• **Goal of the exercise**: Edit the listing from the line with "1159, 1083, 1441]" to the line with "document-title: 项目部安全生产目标分解 —" by changing "section-heading" to "section-title" and keeping everything else the same. Give back only those lines.

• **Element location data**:
■ ■ ■
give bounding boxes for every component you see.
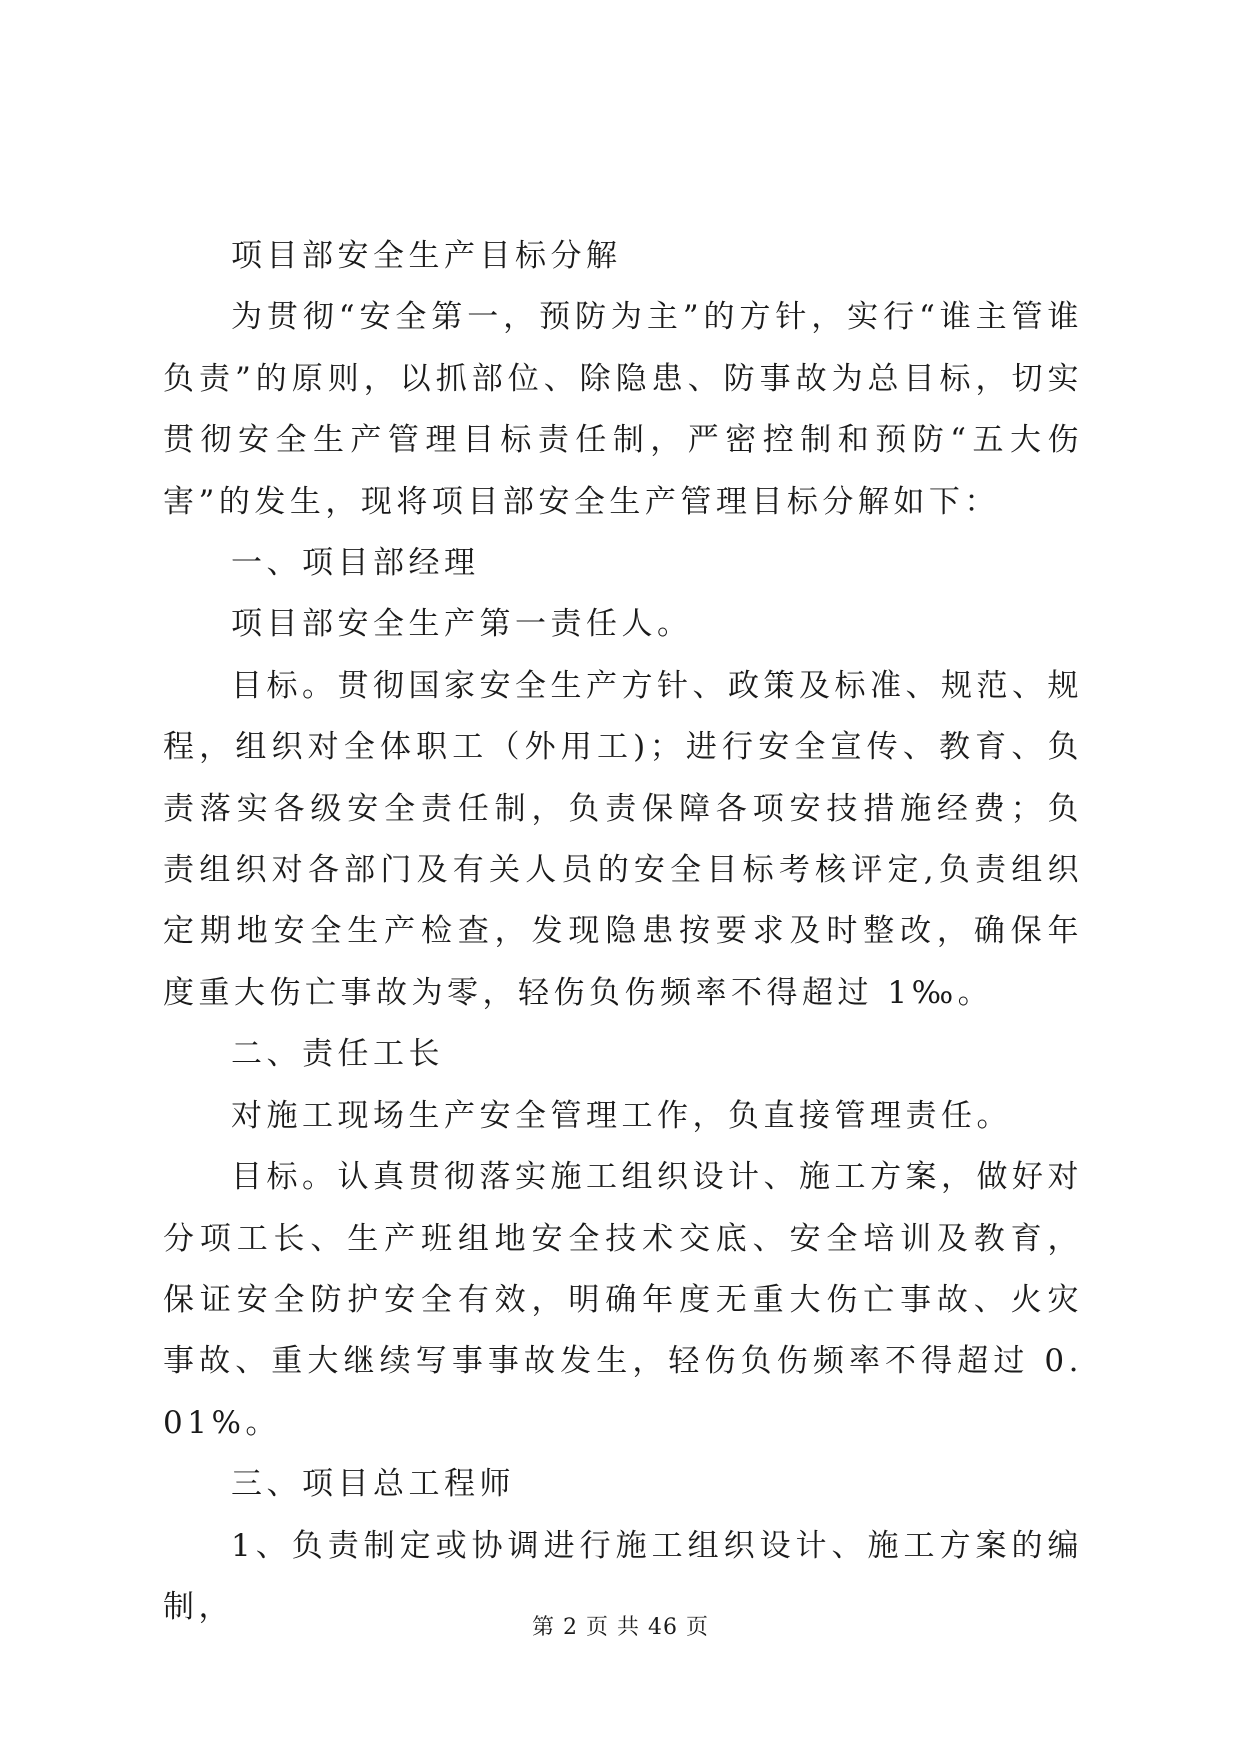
section-goal-foreman: 目标。认真贯彻落实施工组织设计、施工方案，做好对分项工长、生产班组地安全技术交底、安全培训及教育，保证安全防护安全有效，明确年度无重大伤亡事故、火灾事故、重大继续写事事故发生，轻伤负伤频率不得超过 0.01%。 — [163, 1159, 1083, 1441]
section-heading-foreman: 二、责任工长 — [231, 1036, 444, 1073]
section-role-foreman: 对施工现场生产安全管理工作，负直接管理责任。 — [231, 1097, 1012, 1134]
section-heading-chief-engineer: 三、项目总工程师 — [231, 1466, 515, 1503]
section-heading-manager: 一、项目部经理 — [231, 545, 480, 582]
document-title: 项目部安全生产目标分解 — [231, 238, 622, 274]
page-footer: 第 2 页 共 46 页 — [532, 1615, 709, 1640]
section-goal-manager: 目标。贯彻国家安全生产方针、政策及标准、规范、规程，组织对全体职工（外用工)；进行安全宣传、教育、负责落实各级安全责任制，负责保障各项安技措施经费；负责组织对各部门及有关人员的安全目标考核评定,负责组织定期地安全生产检查，发现隐患按要求及时整改，确保年度重大伤亡事故为零，轻伤负伤频率不得超过 1‰。 — [163, 667, 1083, 1011]
section-item-chief-engineer: 1、负责制定或协调进行施工组织设计、施工方案的编制， — [163, 1527, 1083, 1625]
document-body — [163, 226, 1083, 1638]
intro-paragraph: 为贯彻“安全第一，预防为主”的方针，实行“谁主管谁负责”的原则，以抓部位、除隐患、防事故为总目标，切实贯彻安全生产管理目标责任制，严密控制和预防“五大伤害”的发生，现将项目部安全生产管理目标分解如下： — [163, 299, 1083, 520]
section-role-manager: 项目部安全生产第一责任人。 — [231, 606, 693, 643]
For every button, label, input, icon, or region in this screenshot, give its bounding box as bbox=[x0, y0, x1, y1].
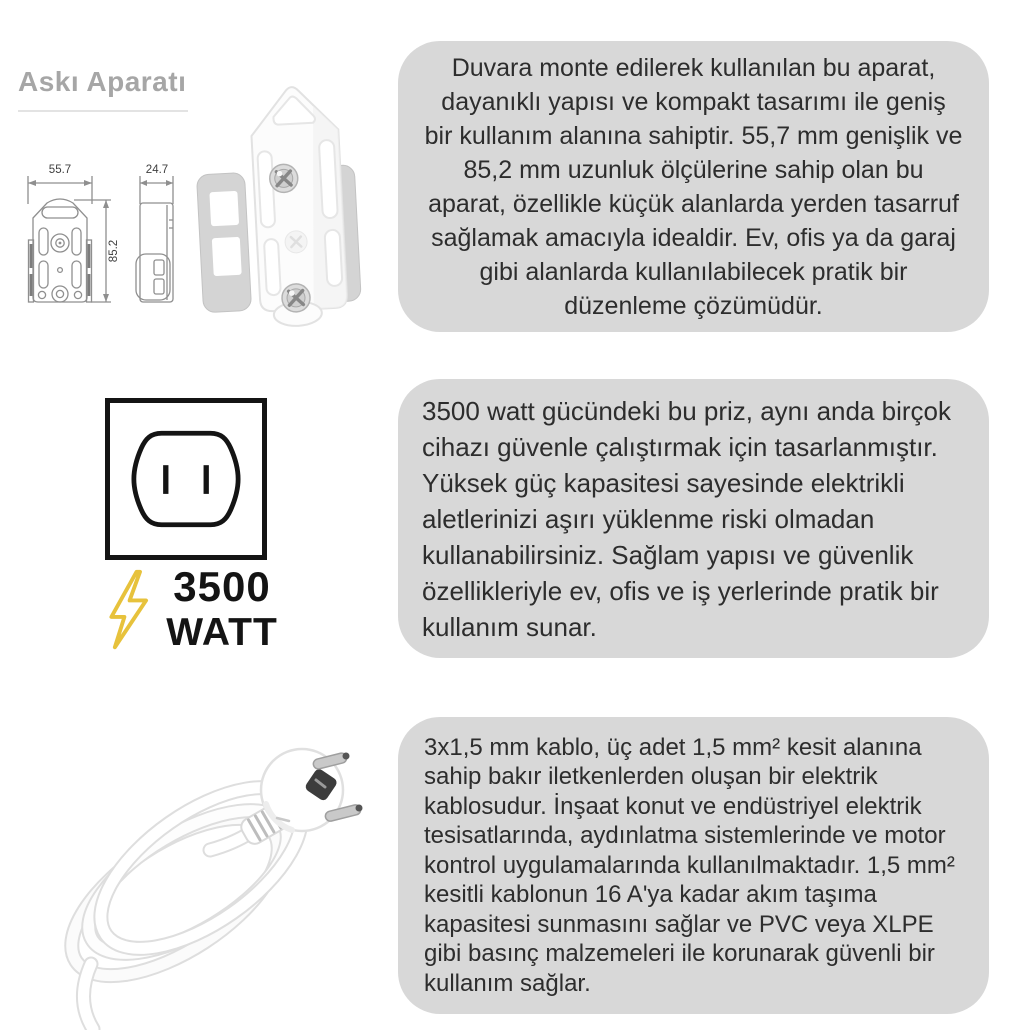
■ ■ ■
• **Complete output**:
section-goal-foreman: 目标。认真贯彻落实施工组织设计、施工方案，做好对分项工长、生产班组地安全技术交底、安全培训及教育，保证安全防护安全有效，明确年度无重大伤亡事故、火灾事故、重大继续写事事故发生，轻伤负伤频率不得超过 0.01%。 — [163, 1159, 1083, 1441]
section-title-foreman: 二、责任工长 — [231, 1036, 444, 1073]
section-role-foreman: 对施工现场生产安全管理工作，负直接管理责任。 — [231, 1097, 1012, 1134]
section-title-chief-engineer: 三、项目总工程师 — [231, 1466, 515, 1503]
section-title-manager: 一、项目部经理 — [231, 545, 480, 582]
document-title: 项目部安全生产目标分解 — [231, 238, 622, 274]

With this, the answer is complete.